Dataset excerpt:
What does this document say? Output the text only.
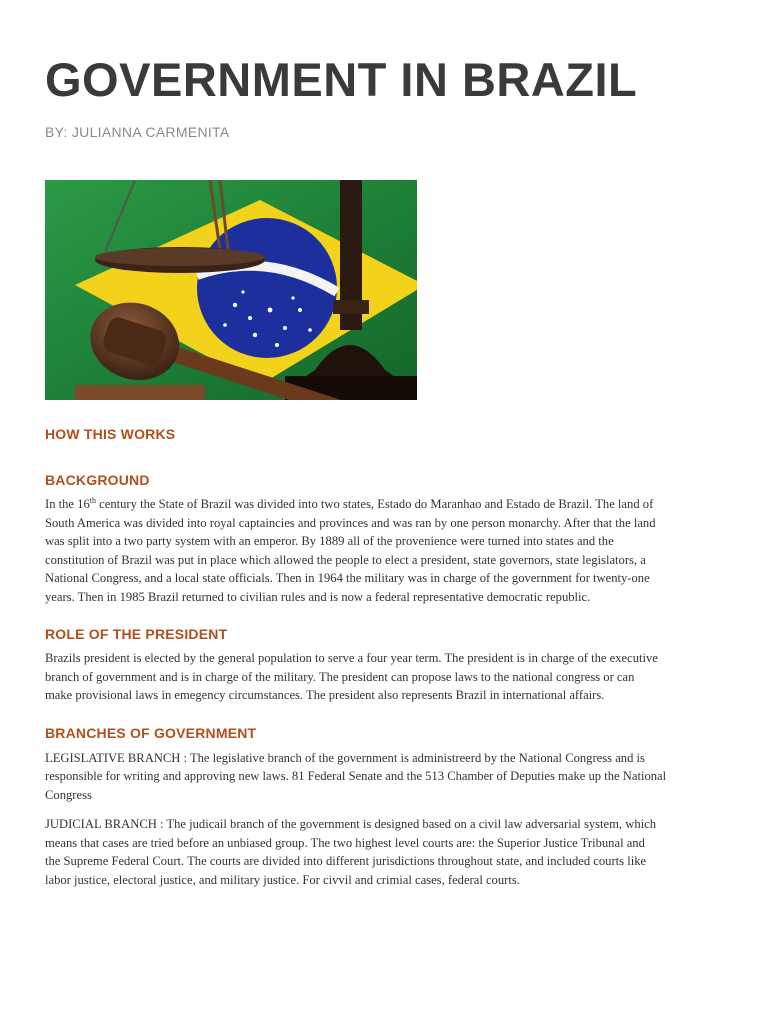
GOVERNMENT IN BRAZIL

BY: JULIANNA CARMENITA

HOW THIS WORKS
BACKGROUND

In the 16th century the State of Brazil was divided into two states, Estado do Maranhao and Estado de Brazil. The land of
South America was divided into royal captaincies and provinces and was ran by one person monarchy. After that the land
was split into a two party system with an emperor. By 1889 all of the provenience were turned into states and the
constitution of Brazil was put in place which allowed the people to elect a president, state governors, state legislators, a
National Congress, and a local state officials. Then in 1964 the military was in charge of the government for twenty-one
years. Then in 1985 Brazil returned to civilian rules and is now a federal representative democratic republic.

ROLE OF THE PRESIDENT

Brazils president is elected by the general population to serve a four year term. The president is in charge of the executive
branch of government and is in charge of the military. The president can propose laws to the national congress or can
make provisional laws in emegency circumstances. The president also represents Brazil in international affairs.

BRANCHES OF GOVERNMENT

LEGISLATIVE BRANCH : The legislative branch of the government is administreerd by the National Congress and is
responsible for writing and approving new laws. 81 Federal Senate and the 513 Chamber of Deputies make up the National
Congress

JUDICIAL BRANCH : The judicail branch of the government is designed based on a civil law adversarial system, which
means that cases are tried before an unbiased group. The two highest level courts are: the Superior Justice Tribunal and
the Supreme Federal Court. The courts are divided into different jurisdictions throughout state, and included courts like
labor justice, electoral justice, and military justice. For civvil and crimial cases, federal courts.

▶ _Work instructions_:
All records above are to be printed exactly, minus the pictures they contain.

▶ _The solution_:
What does this document say? Output the text only.
GOVERNMENT IN BRAZIL

BY: JULIANNA CARMENITA

HOW THIS WORKS
BACKGROUND

In the 16th century the State of Brazil was divided into two states, Estado do Maranhao and Estado de Brazil. The land of
South America was divided into royal captaincies and provinces and was ran by one person monarchy. After that the land
was split into a two party system with an emperor. By 1889 all of the provenience were turned into states and the
constitution of Brazil was put in place which allowed the people to elect a president, state governors, state legislators, a
National Congress, and a local state officials. Then in 1964 the military was in charge of the government for twenty-one
years. Then in 1985 Brazil returned to civilian rules and is now a federal representative democratic republic.

ROLE OF THE PRESIDENT

Brazils president is elected by the general population to serve a four year term. The president is in charge of the executive
branch of government and is in charge of the military. The president can propose laws to the national congress or can
make provisional laws in emegency circumstances. The president also represents Brazil in international affairs.

BRANCHES OF GOVERNMENT

LEGISLATIVE BRANCH : The legislative branch of the government is administreerd by the National Congress and is
responsible for writing and approving new laws. 81 Federal Senate and the 513 Chamber of Deputies make up the National
Congress

JUDICIAL BRANCH : The judicail branch of the government is designed based on a civil law adversarial system, which
means that cases are tried before an unbiased group. The two highest level courts are: the Superior Justice Tribunal and
the Supreme Federal Court. The courts are divided into different jurisdictions throughout state, and included courts like
labor justice, electoral justice, and military justice. For civvil and crimial cases, federal courts.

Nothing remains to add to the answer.